[Task statement]
Your task is to print all of the material verbatim.

Available records start

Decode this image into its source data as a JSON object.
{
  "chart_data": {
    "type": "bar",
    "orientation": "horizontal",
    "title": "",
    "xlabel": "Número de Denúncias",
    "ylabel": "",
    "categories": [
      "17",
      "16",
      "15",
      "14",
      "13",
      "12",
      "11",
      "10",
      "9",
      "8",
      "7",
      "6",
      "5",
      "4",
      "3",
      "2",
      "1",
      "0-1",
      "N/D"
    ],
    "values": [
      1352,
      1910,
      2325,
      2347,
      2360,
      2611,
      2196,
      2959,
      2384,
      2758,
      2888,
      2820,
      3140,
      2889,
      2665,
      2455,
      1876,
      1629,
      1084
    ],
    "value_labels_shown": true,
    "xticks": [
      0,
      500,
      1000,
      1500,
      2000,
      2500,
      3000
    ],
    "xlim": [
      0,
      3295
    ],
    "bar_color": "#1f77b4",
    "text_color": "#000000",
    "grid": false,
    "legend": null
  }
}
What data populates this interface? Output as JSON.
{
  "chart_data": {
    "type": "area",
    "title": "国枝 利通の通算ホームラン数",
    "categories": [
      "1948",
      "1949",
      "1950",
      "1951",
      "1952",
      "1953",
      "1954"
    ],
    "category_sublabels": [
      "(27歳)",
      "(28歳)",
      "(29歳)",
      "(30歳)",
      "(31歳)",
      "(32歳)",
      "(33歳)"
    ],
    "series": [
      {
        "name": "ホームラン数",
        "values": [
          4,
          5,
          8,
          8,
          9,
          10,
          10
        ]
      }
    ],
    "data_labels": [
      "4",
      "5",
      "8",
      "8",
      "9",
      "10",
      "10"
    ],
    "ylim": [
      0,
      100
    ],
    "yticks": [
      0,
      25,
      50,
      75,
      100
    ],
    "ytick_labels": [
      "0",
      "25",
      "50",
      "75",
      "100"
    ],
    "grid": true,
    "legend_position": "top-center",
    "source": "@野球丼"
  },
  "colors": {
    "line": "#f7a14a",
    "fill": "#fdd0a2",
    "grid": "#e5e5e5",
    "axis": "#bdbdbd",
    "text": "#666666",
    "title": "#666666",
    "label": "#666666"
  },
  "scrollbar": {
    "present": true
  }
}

Available records end

[Correct answer]
Decode this image into its source data as a JSON object.
{
  "chart_data": {
    "type": "bar",
    "orientation": "horizontal",
    "title": "",
    "xlabel": "Número de Denúncias",
    "ylabel": "",
    "categories": [
      "17",
      "16",
      "15",
      "14",
      "13",
      "12",
      "11",
      "10",
      "9",
      "8",
      "7",
      "6",
      "5",
      "4",
      "3",
      "2",
      "1",
      "0-1",
      "N/D"
    ],
    "values": [
      1352,
      1910,
      2325,
      2347,
      2360,
      2611,
      2196,
      2959,
      2384,
      2758,
      2888,
      2820,
      3140,
      2889,
      2665,
      2455,
      1876,
      1629,
      1084
    ],
    "value_labels_shown": true,
    "xticks": [
      0,
      500,
      1000,
      1500,
      2000,
      2500,
      3000
    ],
    "xlim": [
      0,
      3295
    ],
    "bar_color": "#1f77b4",
    "text_color": "#000000",
    "grid": false,
    "legend": null
  }
}
What data populates this interface? Output as JSON.
{
  "chart_data": {
    "type": "area",
    "title": "国枝 利通の通算ホームラン数",
    "categories": [
      "1948",
      "1949",
      "1950",
      "1951",
      "1952",
      "1953",
      "1954"
    ],
    "category_sublabels": [
      "(27歳)",
      "(28歳)",
      "(29歳)",
      "(30歳)",
      "(31歳)",
      "(32歳)",
      "(33歳)"
    ],
    "series": [
      {
        "name": "ホームラン数",
        "values": [
          4,
          5,
          8,
          8,
          9,
          10,
          10
        ]
      }
    ],
    "data_labels": [
      "4",
      "5",
      "8",
      "8",
      "9",
      "10",
      "10"
    ],
    "ylim": [
      0,
      100
    ],
    "yticks": [
      0,
      25,
      50,
      75,
      100
    ],
    "ytick_labels": [
      "0",
      "25",
      "50",
      "75",
      "100"
    ],
    "grid": true,
    "legend_position": "top-center",
    "source": "@野球丼"
  },
  "colors": {
    "line": "#f7a14a",
    "fill": "#fdd0a2",
    "grid": "#e5e5e5",
    "axis": "#bdbdbd",
    "text": "#666666",
    "title": "#666666",
    "label": "#666666"
  },
  "scrollbar": {
    "present": true
  }
}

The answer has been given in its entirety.